**PROBLEM STATEMENT:** Copy out the whole listing exactly as written, leaving the pictures behind.

**RAW DATA:**
↓↓↓
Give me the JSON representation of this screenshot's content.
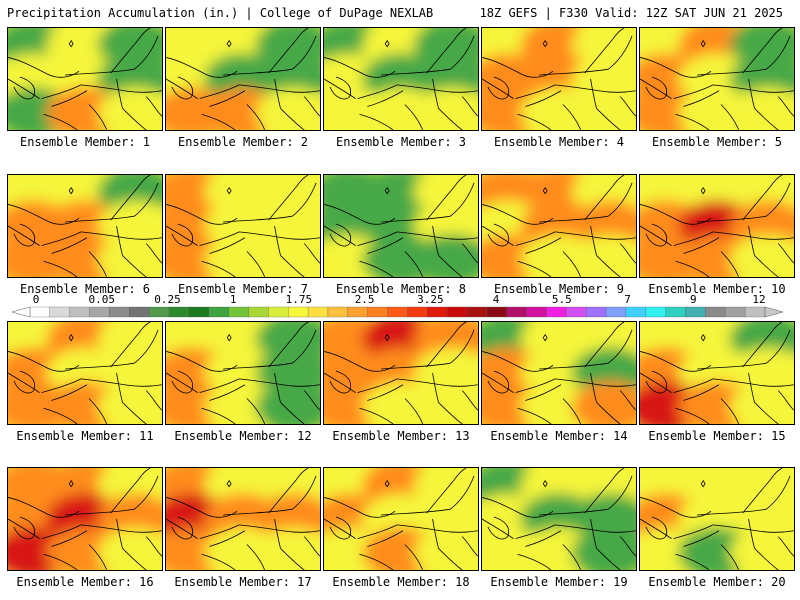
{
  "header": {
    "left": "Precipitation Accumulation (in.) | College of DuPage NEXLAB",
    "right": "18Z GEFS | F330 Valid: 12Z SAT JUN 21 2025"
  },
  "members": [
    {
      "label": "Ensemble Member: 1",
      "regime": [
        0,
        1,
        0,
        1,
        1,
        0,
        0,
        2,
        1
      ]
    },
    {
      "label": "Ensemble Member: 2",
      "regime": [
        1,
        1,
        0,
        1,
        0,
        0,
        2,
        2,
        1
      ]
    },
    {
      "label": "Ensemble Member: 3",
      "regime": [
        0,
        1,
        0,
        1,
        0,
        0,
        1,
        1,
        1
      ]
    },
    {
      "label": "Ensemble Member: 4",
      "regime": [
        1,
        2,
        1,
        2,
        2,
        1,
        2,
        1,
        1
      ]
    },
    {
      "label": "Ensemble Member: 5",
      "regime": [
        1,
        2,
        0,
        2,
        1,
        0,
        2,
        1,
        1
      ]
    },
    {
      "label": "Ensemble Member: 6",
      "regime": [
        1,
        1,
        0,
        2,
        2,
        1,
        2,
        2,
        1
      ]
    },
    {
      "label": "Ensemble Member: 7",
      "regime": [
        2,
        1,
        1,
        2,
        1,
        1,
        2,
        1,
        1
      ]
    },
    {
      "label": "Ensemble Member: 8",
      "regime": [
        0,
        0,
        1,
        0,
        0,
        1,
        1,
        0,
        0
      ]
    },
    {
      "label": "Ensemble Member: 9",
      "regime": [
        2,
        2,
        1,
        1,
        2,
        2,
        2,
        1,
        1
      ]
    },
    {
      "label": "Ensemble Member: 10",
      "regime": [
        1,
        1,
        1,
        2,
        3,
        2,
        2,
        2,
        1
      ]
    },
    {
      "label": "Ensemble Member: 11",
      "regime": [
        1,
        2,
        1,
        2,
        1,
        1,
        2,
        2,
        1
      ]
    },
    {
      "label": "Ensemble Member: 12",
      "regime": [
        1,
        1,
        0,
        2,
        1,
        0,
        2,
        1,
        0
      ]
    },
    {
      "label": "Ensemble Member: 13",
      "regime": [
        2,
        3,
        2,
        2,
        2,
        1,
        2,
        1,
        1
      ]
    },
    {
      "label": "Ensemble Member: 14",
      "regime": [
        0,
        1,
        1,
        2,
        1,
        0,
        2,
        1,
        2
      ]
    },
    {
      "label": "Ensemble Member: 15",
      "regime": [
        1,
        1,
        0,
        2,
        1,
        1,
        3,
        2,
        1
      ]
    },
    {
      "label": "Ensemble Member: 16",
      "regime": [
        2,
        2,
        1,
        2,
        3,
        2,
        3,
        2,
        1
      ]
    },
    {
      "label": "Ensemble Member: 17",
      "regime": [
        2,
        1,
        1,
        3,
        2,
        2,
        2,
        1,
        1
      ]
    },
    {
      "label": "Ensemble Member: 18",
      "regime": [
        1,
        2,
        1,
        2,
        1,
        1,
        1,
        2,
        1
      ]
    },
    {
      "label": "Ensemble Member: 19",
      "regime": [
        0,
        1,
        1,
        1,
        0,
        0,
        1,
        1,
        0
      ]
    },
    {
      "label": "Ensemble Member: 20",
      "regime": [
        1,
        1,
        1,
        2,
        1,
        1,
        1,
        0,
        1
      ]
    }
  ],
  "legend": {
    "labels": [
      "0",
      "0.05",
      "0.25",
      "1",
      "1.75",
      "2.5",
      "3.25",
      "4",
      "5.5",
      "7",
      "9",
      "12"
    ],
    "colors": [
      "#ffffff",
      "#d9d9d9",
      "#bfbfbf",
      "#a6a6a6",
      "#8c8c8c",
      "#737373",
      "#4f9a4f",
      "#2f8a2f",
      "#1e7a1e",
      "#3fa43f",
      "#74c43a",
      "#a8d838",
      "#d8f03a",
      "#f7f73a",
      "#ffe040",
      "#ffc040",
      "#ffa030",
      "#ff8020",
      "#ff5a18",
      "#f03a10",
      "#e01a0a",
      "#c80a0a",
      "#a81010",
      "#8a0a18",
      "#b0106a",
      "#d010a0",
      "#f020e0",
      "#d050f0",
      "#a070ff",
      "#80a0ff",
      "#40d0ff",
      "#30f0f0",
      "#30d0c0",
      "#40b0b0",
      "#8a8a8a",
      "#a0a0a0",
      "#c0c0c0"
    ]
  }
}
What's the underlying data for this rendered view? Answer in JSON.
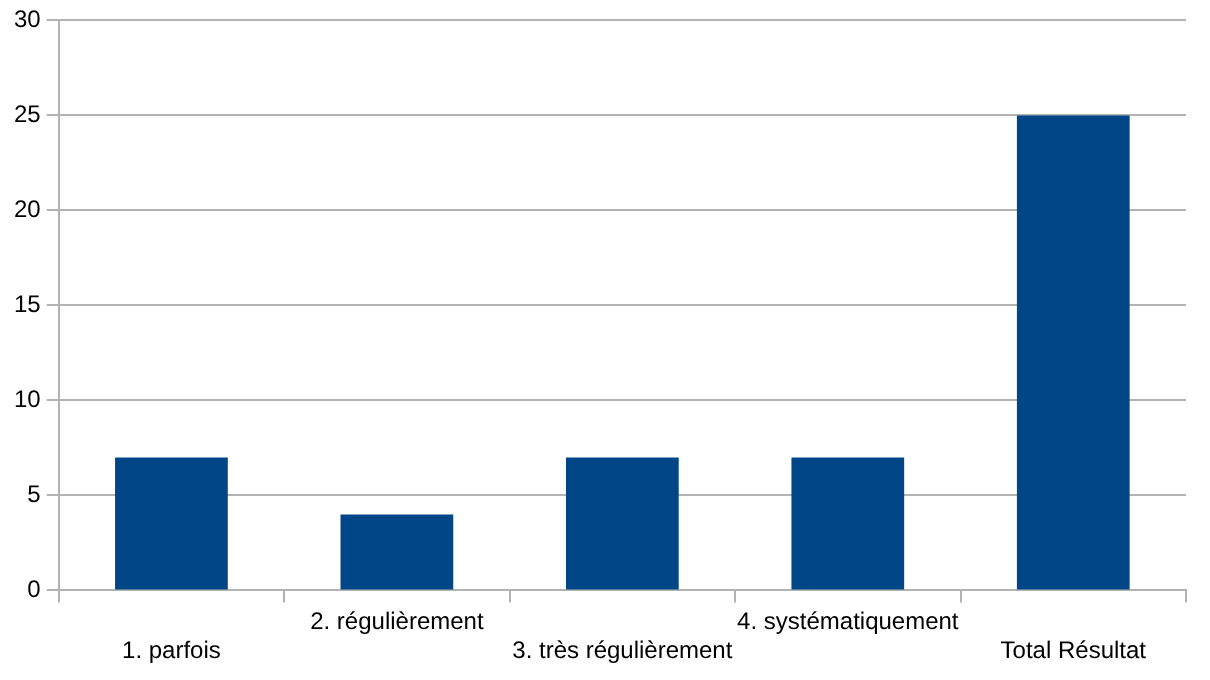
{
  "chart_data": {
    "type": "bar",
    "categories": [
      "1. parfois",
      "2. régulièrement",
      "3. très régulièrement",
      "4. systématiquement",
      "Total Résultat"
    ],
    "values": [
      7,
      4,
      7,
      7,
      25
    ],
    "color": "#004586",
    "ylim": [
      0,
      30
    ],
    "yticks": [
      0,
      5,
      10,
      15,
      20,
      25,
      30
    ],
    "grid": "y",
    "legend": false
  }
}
↑↑↑
**SOLVED EXERCISE:**
Give me the JSON representation of this screenshot's content.
{
  "header": {
    "left": "Precipitation Accumulation (in.) | College of DuPage NEXLAB",
    "right": "18Z GEFS | F330 Valid: 12Z SAT JUN 21 2025"
  },
  "members": [
    {
      "label": "Ensemble Member: 1",
      "regime": [
        0,
        1,
        0,
        1,
        1,
        0,
        0,
        2,
        1
      ]
    },
    {
      "label": "Ensemble Member: 2",
      "regime": [
        1,
        1,
        0,
        1,
        0,
        0,
        2,
        2,
        1
      ]
    },
    {
      "label": "Ensemble Member: 3",
      "regime": [
        0,
        1,
        0,
        1,
        0,
        0,
        1,
        1,
        1
      ]
    },
    {
      "label": "Ensemble Member: 4",
      "regime": [
        1,
        2,
        1,
        2,
        2,
        1,
        2,
        1,
        1
      ]
    },
    {
      "label": "Ensemble Member: 5",
      "regime": [
        1,
        2,
        0,
        2,
        1,
        0,
        2,
        1,
        1
      ]
    },
    {
      "label": "Ensemble Member: 6",
      "regime": [
        1,
        1,
        0,
        2,
        2,
        1,
        2,
        2,
        1
      ]
    },
    {
      "label": "Ensemble Member: 7",
      "regime": [
        2,
        1,
        1,
        2,
        1,
        1,
        2,
        1,
        1
      ]
    },
    {
      "label": "Ensemble Member: 8",
      "regime": [
        0,
        0,
        1,
        0,
        0,
        1,
        1,
        0,
        0
      ]
    },
    {
      "label": "Ensemble Member: 9",
      "regime": [
        2,
        2,
        1,
        1,
        2,
        2,
        2,
        1,
        1
      ]
    },
    {
      "label": "Ensemble Member: 10",
      "regime": [
        1,
        1,
        1,
        2,
        3,
        2,
        2,
        2,
        1
      ]
    },
    {
      "label": "Ensemble Member: 11",
      "regime": [
        1,
        2,
        1,
        2,
        1,
        1,
        2,
        2,
        1
      ]
    },
    {
      "label": "Ensemble Member: 12",
      "regime": [
        1,
        1,
        0,
        2,
        1,
        0,
        2,
        1,
        0
      ]
    },
    {
      "label": "Ensemble Member: 13",
      "regime": [
        2,
        3,
        2,
        2,
        2,
        1,
        2,
        1,
        1
      ]
    },
    {
      "label": "Ensemble Member: 14",
      "regime": [
        0,
        1,
        1,
        2,
        1,
        0,
        2,
        1,
        2
      ]
    },
    {
      "label": "Ensemble Member: 15",
      "regime": [
        1,
        1,
        0,
        2,
        1,
        1,
        3,
        2,
        1
      ]
    },
    {
      "label": "Ensemble Member: 16",
      "regime": [
        2,
        2,
        1,
        2,
        3,
        2,
        3,
        2,
        1
      ]
    },
    {
      "label": "Ensemble Member: 17",
      "regime": [
        2,
        1,
        1,
        3,
        2,
        2,
        2,
        1,
        1
      ]
    },
    {
      "label": "Ensemble Member: 18",
      "regime": [
        1,
        2,
        1,
        2,
        1,
        1,
        1,
        2,
        1
      ]
    },
    {
      "label": "Ensemble Member: 19",
      "regime": [
        0,
        1,
        1,
        1,
        0,
        0,
        1,
        1,
        0
      ]
    },
    {
      "label": "Ensemble Member: 20",
      "regime": [
        1,
        1,
        1,
        2,
        1,
        1,
        1,
        0,
        1
      ]
    }
  ],
  "legend": {
    "labels": [
      "0",
      "0.05",
      "0.25",
      "1",
      "1.75",
      "2.5",
      "3.25",
      "4",
      "5.5",
      "7",
      "9",
      "12"
    ],
    "colors": [
      "#ffffff",
      "#d9d9d9",
      "#bfbfbf",
      "#a6a6a6",
      "#8c8c8c",
      "#737373",
      "#4f9a4f",
      "#2f8a2f",
      "#1e7a1e",
      "#3fa43f",
      "#74c43a",
      "#a8d838",
      "#d8f03a",
      "#f7f73a",
      "#ffe040",
      "#ffc040",
      "#ffa030",
      "#ff8020",
      "#ff5a18",
      "#f03a10",
      "#e01a0a",
      "#c80a0a",
      "#a81010",
      "#8a0a18",
      "#b0106a",
      "#d010a0",
      "#f020e0",
      "#d050f0",
      "#a070ff",
      "#80a0ff",
      "#40d0ff",
      "#30f0f0",
      "#30d0c0",
      "#40b0b0",
      "#8a8a8a",
      "#a0a0a0",
      "#c0c0c0"
    ]
  }
}
What's the underlying data for this rendered view? Answer in JSON.
{
  "chart_data": {
    "type": "bar",
    "categories": [
      "1. parfois",
      "2. régulièrement",
      "3. très régulièrement",
      "4. systématiquement",
      "Total Résultat"
    ],
    "values": [
      7,
      4,
      7,
      7,
      25
    ],
    "color": "#004586",
    "ylim": [
      0,
      30
    ],
    "yticks": [
      0,
      5,
      10,
      15,
      20,
      25,
      30
    ],
    "grid": "y",
    "legend": false
  }
}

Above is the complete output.